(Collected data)

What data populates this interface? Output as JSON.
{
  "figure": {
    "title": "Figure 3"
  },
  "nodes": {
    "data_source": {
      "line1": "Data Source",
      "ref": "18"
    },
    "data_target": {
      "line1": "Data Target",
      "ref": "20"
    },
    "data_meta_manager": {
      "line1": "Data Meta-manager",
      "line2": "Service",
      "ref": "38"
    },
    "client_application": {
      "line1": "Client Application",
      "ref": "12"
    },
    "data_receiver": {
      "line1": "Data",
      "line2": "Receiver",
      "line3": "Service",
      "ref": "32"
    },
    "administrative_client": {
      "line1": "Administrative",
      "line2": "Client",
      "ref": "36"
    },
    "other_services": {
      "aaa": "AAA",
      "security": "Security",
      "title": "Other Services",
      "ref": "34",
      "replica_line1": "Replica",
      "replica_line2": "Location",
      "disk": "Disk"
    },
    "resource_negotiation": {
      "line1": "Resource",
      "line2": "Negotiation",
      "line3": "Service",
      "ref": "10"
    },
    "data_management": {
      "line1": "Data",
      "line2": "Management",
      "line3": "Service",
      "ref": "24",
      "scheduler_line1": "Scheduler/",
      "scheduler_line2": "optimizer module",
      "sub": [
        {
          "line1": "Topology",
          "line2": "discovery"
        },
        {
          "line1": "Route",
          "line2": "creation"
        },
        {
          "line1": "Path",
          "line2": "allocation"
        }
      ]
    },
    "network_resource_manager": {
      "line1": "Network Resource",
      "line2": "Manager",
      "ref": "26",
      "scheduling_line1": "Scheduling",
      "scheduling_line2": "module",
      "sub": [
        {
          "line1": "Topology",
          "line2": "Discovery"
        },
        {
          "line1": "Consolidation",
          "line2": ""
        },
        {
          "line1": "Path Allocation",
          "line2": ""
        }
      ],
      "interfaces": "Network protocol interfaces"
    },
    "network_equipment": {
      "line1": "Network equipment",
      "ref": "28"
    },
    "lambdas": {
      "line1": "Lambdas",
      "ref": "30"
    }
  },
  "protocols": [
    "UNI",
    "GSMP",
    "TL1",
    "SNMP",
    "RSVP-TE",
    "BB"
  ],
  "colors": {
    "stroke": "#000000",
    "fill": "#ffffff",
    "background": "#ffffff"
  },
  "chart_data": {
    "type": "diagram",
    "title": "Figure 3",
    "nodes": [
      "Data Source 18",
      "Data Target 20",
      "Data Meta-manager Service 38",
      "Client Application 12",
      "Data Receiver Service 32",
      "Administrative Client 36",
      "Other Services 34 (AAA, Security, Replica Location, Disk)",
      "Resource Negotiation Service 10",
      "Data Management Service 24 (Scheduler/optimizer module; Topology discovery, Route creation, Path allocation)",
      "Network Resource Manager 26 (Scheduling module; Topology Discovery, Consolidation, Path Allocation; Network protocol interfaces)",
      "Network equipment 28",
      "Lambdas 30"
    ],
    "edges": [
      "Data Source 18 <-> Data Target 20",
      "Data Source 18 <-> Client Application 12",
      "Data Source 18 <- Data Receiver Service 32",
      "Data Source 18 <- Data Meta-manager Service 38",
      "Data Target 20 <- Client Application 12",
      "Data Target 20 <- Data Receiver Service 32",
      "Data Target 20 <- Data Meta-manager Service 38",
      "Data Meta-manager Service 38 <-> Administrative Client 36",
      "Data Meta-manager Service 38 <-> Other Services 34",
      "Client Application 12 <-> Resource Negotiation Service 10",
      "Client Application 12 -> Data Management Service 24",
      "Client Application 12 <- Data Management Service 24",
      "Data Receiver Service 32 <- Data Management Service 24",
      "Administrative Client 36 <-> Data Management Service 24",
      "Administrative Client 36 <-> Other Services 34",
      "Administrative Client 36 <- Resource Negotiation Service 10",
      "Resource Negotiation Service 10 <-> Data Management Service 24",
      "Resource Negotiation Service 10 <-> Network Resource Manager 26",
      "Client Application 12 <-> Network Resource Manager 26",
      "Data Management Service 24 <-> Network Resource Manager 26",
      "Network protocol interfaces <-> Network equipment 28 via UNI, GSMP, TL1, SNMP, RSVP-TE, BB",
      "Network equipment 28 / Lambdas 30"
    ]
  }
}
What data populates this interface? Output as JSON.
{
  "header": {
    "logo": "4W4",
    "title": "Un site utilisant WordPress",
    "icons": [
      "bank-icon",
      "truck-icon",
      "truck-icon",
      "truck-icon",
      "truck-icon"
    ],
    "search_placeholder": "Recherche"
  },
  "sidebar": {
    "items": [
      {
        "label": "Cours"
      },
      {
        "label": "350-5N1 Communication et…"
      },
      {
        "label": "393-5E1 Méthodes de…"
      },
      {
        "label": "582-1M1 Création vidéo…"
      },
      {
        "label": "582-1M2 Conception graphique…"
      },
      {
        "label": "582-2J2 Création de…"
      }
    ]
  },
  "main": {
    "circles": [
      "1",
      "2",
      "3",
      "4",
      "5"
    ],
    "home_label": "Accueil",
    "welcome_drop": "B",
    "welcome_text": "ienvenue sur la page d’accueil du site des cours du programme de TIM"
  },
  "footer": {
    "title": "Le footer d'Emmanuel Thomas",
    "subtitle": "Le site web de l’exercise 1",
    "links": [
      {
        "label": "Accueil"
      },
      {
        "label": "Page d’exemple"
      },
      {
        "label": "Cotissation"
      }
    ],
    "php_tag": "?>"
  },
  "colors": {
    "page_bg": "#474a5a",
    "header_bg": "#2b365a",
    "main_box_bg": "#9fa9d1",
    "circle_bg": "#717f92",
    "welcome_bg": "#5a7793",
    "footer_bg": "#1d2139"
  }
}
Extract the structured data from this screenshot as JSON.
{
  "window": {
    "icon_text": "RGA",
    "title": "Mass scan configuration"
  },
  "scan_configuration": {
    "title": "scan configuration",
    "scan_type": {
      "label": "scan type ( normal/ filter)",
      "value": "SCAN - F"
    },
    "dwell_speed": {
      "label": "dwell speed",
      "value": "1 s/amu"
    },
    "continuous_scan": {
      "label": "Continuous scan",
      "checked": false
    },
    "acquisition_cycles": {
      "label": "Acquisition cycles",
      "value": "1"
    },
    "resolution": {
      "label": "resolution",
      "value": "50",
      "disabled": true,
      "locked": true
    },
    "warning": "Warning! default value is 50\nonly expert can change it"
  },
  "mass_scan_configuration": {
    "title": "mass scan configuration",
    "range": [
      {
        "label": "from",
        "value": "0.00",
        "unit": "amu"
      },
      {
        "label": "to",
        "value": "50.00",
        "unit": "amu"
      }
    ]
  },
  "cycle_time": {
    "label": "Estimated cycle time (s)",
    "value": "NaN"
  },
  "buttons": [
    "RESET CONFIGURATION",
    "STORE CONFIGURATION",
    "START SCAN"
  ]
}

**Stated exercise**
Show every line in the entries where the string "Route" occurs.

**Solution for this task**
          "line1": "Route",
      "Data Management Service 24 (Scheduler/optimizer module; Topology discovery, Route creation, Path allocation)",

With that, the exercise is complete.